#### Data for processing:
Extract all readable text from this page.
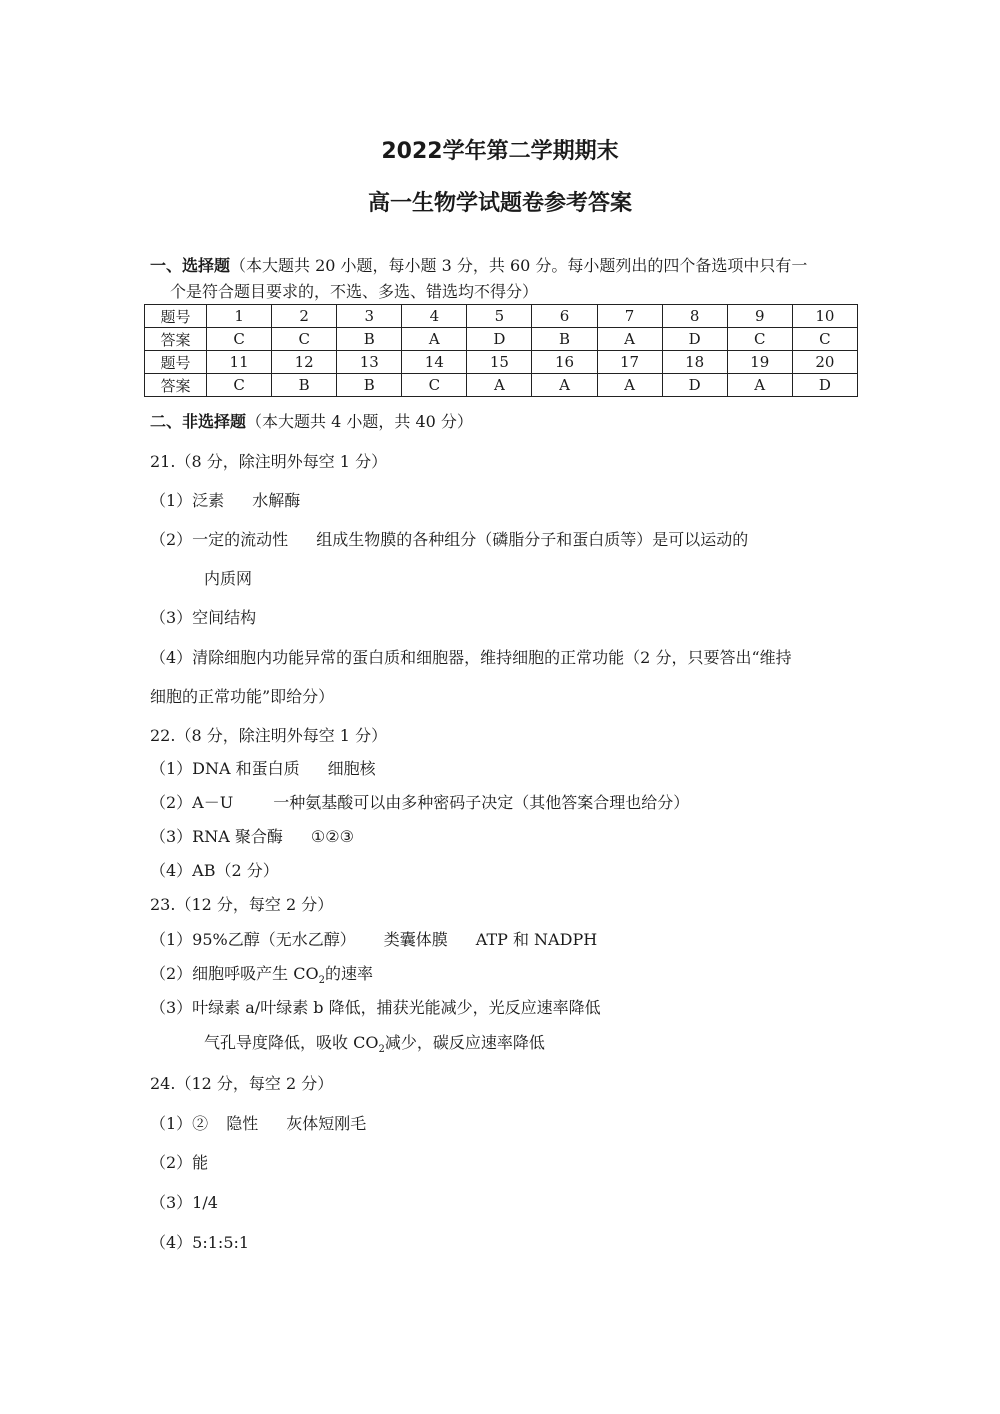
2022学年第二学期期末
高一生物学试题卷参考答案
一、选择题（本大题共 20 小题，每小题 3 分，共 60 分。每小题列出的四个备选项中只有一
个是符合题目要求的，不选、多选、错选均不得分）
题号	1	2	3	4	5	6	7	8	9	10
答案	C	C	B	A	D	B	A	D	C	C
题号	11	12	13	14	15	16	17	18	19	20
答案	C	B	B	C	A	A	A	D	A	D
二、非选择题（本大题共 4 小题，共 40 分）
21.（8 分，除注明外每空 1 分）
（1）泛素 水解酶
（2）一定的流动性 组成生物膜的各种组分（磷脂分子和蛋白质等）是可以运动的
内质网
（3）空间结构
（4）清除细胞内功能异常的蛋白质和细胞器，维持细胞的正常功能（2 分，只要答出“维持
细胞的正常功能”即给分）
22.（8 分，除注明外每空 1 分）
（1）DNA 和蛋白质 细胞核
（2）A－U	一种氨基酸可以由多种密码子决定（其他答案合理也给分）
（3）RNA 聚合酶 ①②③
（4）AB（2 分）
23.（12 分，每空 2 分）
（1）95%乙醇（无水乙醇） 类囊体膜 ATP 和 NADPH
（2）细胞呼吸产生 $CO_2$的速率
（3）叶绿素 a/叶绿素 b 降低，捕获光能减少，光反应速率降低
气孔导度降低，吸收 $CO_2$减少，碳反应速率降低
24.（12 分，每空 2 分）
（1）② 隐性 灰体短刚毛
（2）能
（3）1/4
（4）5:1:5:1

#### Objective:
Extract every line of the data exactly; pictures stay out.

#### Task response:
Extract all readable text from this page.
2022学年第二学期期末
高一生物学试题卷参考答案
一、选择题（本大题共 20 小题，每小题 3 分，共 60 分。每小题列出的四个备选项中只有一
个是符合题目要求的，不选、多选、错选均不得分）
题号	1	2	3	4	5	6	7	8	9	10
答案	C	C	B	A	D	B	A	D	C	C
题号	11	12	13	14	15	16	17	18	19	20
答案	C	B	B	C	A	A	A	D	A	D
二、非选择题（本大题共 4 小题，共 40 分）
21.（8 分，除注明外每空 1 分）
（1）泛素 水解酶
（2）一定的流动性 组成生物膜的各种组分（磷脂分子和蛋白质等）是可以运动的
内质网
（3）空间结构
（4）清除细胞内功能异常的蛋白质和细胞器，维持细胞的正常功能（2 分，只要答出“维持
细胞的正常功能”即给分）
22.（8 分，除注明外每空 1 分）
（1）DNA 和蛋白质 细胞核
（2）A－U	一种氨基酸可以由多种密码子决定（其他答案合理也给分）
（3）RNA 聚合酶 ①②③
（4）AB（2 分）
23.（12 分，每空 2 分）
（1）95%乙醇（无水乙醇） 类囊体膜 ATP 和 NADPH
（2）细胞呼吸产生 $CO_2$的速率
（3）叶绿素 a/叶绿素 b 降低，捕获光能减少，光反应速率降低
气孔导度降低，吸收 $CO_2$减少，碳反应速率降低
24.（12 分，每空 2 分）
（1）② 隐性 灰体短刚毛
（2）能
（3）1/4
（4）5:1:5:1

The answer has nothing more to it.